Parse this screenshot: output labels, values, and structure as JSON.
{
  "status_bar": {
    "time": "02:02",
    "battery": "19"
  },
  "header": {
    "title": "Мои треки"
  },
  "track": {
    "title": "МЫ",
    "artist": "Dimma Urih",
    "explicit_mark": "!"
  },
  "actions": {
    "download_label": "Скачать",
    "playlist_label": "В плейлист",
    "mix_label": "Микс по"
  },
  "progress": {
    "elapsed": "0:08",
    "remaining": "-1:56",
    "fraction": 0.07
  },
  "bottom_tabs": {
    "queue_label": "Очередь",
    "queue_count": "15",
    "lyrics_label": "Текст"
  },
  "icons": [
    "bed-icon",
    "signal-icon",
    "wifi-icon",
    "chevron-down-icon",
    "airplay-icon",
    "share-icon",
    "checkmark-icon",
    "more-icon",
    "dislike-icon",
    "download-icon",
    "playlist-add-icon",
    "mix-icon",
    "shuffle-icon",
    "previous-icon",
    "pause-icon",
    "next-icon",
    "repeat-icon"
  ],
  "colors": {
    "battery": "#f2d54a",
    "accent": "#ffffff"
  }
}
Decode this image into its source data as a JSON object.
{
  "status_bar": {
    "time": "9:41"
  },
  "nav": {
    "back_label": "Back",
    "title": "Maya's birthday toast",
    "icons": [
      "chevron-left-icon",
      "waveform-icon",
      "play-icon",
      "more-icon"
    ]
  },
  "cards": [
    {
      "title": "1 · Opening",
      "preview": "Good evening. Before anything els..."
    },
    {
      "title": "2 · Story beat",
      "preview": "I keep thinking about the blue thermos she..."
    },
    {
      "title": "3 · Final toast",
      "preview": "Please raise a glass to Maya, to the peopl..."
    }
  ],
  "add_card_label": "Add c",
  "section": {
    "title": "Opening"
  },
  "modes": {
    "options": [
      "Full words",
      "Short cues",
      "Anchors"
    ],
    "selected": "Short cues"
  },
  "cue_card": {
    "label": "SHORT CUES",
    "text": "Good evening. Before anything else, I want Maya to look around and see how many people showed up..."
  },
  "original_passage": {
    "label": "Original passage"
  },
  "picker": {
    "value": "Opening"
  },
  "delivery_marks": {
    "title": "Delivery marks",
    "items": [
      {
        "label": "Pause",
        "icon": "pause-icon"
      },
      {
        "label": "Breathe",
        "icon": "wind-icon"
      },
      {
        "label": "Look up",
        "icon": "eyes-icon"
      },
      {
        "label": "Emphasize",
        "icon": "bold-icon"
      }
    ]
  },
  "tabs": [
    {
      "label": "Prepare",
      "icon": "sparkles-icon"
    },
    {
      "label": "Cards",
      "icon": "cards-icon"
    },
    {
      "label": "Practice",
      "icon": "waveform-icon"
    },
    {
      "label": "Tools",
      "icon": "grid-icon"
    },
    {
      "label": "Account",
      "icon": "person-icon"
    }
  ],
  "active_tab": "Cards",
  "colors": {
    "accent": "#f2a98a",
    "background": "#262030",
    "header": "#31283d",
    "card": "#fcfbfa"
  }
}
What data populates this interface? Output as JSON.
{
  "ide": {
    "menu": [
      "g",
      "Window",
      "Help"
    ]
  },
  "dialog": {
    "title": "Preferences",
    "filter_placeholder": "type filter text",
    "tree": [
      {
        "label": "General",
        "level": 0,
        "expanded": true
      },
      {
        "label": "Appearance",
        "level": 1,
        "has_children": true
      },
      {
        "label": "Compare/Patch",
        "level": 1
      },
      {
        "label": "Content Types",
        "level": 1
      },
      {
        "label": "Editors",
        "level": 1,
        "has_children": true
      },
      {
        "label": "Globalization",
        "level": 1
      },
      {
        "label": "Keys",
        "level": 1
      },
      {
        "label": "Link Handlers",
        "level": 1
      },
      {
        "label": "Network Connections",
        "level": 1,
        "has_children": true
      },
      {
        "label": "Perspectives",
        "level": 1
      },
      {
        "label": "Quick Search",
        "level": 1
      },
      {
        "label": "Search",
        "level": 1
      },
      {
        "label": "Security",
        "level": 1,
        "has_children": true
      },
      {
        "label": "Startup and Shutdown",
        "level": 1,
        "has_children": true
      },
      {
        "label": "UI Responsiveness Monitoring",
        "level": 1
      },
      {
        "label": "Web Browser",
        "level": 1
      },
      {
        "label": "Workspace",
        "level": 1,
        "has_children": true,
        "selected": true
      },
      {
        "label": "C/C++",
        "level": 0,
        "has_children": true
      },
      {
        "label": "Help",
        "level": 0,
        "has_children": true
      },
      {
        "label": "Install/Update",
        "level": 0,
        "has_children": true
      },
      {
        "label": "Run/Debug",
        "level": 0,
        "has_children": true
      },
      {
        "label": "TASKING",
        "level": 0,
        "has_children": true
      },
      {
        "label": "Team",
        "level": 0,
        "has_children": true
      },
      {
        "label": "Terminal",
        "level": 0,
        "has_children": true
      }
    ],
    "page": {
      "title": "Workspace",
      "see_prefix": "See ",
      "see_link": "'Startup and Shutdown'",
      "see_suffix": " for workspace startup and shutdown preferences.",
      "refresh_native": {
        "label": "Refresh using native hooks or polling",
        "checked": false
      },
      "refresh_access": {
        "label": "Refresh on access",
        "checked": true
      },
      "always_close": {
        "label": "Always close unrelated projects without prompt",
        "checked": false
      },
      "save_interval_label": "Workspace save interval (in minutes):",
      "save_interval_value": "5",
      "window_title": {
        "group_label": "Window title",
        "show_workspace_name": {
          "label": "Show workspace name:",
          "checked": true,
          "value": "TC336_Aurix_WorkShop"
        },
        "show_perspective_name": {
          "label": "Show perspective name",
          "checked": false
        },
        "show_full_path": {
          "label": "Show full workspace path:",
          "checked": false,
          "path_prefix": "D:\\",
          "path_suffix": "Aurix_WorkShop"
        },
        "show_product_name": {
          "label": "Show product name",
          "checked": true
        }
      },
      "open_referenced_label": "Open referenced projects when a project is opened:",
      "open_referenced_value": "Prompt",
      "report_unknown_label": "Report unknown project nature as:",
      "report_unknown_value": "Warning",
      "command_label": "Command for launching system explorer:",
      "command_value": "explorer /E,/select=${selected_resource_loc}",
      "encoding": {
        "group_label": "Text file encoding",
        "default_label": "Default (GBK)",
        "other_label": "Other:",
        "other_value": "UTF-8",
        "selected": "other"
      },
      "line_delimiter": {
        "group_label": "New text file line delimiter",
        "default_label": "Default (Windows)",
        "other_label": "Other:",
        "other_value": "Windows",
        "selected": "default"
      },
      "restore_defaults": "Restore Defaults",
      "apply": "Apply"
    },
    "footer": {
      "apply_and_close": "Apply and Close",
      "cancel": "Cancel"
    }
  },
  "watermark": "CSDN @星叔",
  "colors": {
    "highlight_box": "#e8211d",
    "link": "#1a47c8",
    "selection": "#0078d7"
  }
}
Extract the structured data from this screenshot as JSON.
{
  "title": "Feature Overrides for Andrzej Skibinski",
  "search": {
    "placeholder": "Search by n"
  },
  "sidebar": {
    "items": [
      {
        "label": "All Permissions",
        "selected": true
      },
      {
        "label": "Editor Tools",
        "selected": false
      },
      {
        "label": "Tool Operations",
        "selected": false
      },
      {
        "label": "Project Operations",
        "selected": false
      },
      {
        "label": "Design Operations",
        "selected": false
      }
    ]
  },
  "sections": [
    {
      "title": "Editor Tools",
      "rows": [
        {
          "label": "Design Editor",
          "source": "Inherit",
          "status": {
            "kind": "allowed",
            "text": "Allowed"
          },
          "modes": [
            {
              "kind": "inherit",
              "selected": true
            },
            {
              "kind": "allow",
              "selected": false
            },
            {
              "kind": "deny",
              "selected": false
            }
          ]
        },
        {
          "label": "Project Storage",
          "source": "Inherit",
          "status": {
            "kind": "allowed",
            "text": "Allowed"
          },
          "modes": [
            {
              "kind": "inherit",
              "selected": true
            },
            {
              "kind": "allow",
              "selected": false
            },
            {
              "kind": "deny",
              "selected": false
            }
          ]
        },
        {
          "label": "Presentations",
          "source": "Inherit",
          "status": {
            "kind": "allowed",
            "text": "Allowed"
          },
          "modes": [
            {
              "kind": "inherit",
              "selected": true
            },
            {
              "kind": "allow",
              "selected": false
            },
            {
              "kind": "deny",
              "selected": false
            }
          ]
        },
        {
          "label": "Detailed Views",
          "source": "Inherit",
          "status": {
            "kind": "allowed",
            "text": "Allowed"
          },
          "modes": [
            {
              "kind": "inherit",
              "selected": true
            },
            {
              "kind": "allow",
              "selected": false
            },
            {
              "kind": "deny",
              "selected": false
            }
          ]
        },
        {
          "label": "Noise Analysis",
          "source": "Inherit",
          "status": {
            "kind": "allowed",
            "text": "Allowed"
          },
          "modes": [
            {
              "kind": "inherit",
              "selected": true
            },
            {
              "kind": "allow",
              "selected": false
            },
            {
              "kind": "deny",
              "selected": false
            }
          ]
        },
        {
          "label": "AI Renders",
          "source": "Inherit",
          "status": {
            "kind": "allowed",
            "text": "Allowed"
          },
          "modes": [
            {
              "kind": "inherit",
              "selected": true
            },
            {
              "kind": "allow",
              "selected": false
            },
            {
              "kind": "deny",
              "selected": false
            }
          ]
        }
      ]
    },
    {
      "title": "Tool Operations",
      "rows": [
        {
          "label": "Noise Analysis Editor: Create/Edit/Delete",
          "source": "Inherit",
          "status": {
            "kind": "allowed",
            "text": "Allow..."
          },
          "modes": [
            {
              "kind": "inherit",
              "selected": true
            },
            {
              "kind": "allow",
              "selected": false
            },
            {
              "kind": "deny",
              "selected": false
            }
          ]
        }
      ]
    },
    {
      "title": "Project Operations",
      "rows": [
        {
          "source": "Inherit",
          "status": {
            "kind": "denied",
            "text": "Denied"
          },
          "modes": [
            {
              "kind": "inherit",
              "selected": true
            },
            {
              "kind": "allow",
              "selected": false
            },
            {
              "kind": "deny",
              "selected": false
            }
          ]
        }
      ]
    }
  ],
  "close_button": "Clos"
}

* _Exercise prompt_
Report each line in the data that holds the word "this".

* _Answer_
Parse this screenshot: output labels, values, and structure as JSON.
Decode this image into its source data as a JSON object.
What data populates this interface? Output as JSON.
Extract the structured data from this screenshot as JSON.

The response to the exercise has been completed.